[WHAT TO DO] Below is a listing; copy all of it exactly.
— start INPUT RECORDS —
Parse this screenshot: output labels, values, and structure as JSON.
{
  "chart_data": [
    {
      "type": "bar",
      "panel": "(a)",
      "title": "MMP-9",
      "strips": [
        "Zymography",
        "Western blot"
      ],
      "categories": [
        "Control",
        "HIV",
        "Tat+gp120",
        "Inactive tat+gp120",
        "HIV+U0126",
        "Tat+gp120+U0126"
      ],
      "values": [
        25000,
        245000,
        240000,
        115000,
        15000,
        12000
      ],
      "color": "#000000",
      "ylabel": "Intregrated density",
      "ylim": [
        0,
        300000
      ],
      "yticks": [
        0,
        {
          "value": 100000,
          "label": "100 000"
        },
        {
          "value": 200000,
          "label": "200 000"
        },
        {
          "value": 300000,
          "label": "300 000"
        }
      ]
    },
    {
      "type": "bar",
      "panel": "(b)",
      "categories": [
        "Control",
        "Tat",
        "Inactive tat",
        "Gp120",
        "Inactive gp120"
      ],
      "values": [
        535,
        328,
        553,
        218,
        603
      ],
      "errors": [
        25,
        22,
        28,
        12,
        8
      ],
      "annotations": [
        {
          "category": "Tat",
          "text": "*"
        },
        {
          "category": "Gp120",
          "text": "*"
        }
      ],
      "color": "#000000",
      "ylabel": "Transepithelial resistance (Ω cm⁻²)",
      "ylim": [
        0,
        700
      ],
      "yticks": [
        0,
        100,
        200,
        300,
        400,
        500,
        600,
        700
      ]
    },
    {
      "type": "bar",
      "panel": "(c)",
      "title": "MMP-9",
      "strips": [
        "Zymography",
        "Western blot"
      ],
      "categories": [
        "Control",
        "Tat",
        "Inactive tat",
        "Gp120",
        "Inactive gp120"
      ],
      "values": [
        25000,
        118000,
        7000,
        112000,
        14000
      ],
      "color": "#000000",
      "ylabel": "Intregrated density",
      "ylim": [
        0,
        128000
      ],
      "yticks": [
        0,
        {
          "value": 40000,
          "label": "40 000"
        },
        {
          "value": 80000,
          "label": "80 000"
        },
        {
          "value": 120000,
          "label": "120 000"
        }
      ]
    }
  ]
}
— end INPUT RECORDS —
[ANSWER]
Parse this screenshot: output labels, values, and structure as JSON.
{
  "chart_data": [
    {
      "type": "bar",
      "panel": "(a)",
      "title": "MMP-9",
      "strips": [
        "Zymography",
        "Western blot"
      ],
      "categories": [
        "Control",
        "HIV",
        "Tat+gp120",
        "Inactive tat+gp120",
        "HIV+U0126",
        "Tat+gp120+U0126"
      ],
      "values": [
        25000,
        245000,
        240000,
        115000,
        15000,
        12000
      ],
      "color": "#000000",
      "ylabel": "Intregrated density",
      "ylim": [
        0,
        300000
      ],
      "yticks": [
        0,
        {
          "value": 100000,
          "label": "100 000"
        },
        {
          "value": 200000,
          "label": "200 000"
        },
        {
          "value": 300000,
          "label": "300 000"
        }
      ]
    },
    {
      "type": "bar",
      "panel": "(b)",
      "categories": [
        "Control",
        "Tat",
        "Inactive tat",
        "Gp120",
        "Inactive gp120"
      ],
      "values": [
        535,
        328,
        553,
        218,
        603
      ],
      "errors": [
        25,
        22,
        28,
        12,
        8
      ],
      "annotations": [
        {
          "category": "Tat",
          "text": "*"
        },
        {
          "category": "Gp120",
          "text": "*"
        }
      ],
      "color": "#000000",
      "ylabel": "Transepithelial resistance (Ω cm⁻²)",
      "ylim": [
        0,
        700
      ],
      "yticks": [
        0,
        100,
        200,
        300,
        400,
        500,
        600,
        700
      ]
    },
    {
      "type": "bar",
      "panel": "(c)",
      "title": "MMP-9",
      "strips": [
        "Zymography",
        "Western blot"
      ],
      "categories": [
        "Control",
        "Tat",
        "Inactive tat",
        "Gp120",
        "Inactive gp120"
      ],
      "values": [
        25000,
        118000,
        7000,
        112000,
        14000
      ],
      "color": "#000000",
      "ylabel": "Intregrated density",
      "ylim": [
        0,
        128000
      ],
      "yticks": [
        0,
        {
          "value": 40000,
          "label": "40 000"
        },
        {
          "value": 80000,
          "label": "80 000"
        },
        {
          "value": 120000,
          "label": "120 000"
        }
      ]
    }
  ]
}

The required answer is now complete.